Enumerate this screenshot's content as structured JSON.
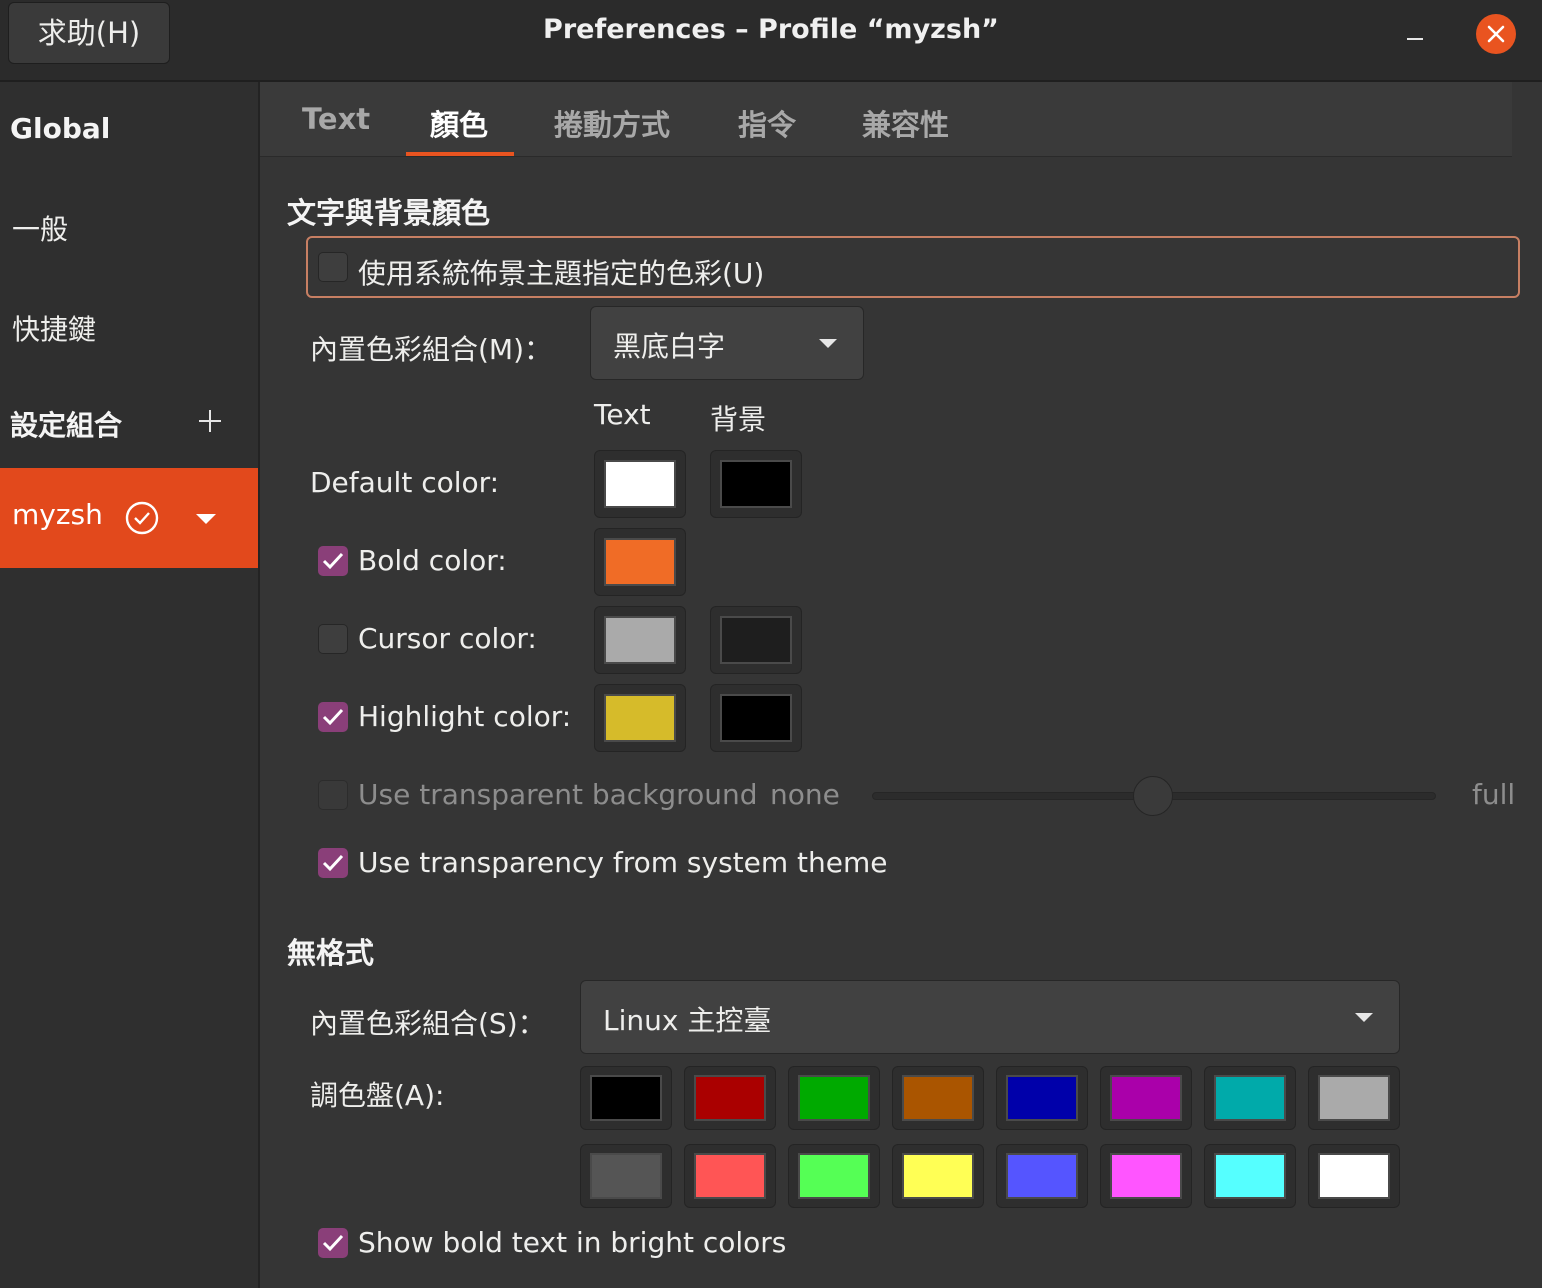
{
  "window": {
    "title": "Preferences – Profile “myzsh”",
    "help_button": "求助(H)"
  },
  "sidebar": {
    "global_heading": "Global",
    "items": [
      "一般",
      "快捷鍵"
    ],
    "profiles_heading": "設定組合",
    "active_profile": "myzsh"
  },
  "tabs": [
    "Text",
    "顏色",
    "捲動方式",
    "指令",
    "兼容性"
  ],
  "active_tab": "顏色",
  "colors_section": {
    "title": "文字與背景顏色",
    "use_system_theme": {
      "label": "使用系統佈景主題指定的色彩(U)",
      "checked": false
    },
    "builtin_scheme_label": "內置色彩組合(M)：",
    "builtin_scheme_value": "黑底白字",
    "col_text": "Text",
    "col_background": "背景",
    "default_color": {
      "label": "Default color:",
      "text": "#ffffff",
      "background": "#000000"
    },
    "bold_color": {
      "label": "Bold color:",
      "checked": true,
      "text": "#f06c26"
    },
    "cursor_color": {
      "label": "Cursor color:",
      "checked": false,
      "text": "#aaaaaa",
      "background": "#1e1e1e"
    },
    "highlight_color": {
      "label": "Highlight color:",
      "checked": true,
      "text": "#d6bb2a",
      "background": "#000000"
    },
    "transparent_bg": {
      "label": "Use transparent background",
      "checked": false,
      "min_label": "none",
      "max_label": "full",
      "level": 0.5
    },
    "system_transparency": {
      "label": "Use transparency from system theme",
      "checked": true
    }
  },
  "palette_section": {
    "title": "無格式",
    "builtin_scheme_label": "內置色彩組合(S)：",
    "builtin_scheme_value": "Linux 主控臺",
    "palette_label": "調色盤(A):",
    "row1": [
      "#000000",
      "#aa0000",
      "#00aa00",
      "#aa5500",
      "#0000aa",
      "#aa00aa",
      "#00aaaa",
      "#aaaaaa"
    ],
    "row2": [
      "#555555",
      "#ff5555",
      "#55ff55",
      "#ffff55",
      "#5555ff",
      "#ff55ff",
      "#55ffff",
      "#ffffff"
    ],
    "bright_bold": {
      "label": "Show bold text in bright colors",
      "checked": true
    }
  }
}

----

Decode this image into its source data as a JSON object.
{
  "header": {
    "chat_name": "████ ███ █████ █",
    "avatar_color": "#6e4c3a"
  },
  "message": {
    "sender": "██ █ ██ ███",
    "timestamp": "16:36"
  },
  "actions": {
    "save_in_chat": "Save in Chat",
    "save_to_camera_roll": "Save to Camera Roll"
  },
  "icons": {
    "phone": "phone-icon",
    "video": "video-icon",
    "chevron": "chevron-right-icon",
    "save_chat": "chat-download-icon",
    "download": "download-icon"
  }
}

----

Only a number is wanted here: how many lines in the data above include the string "JSON"?

2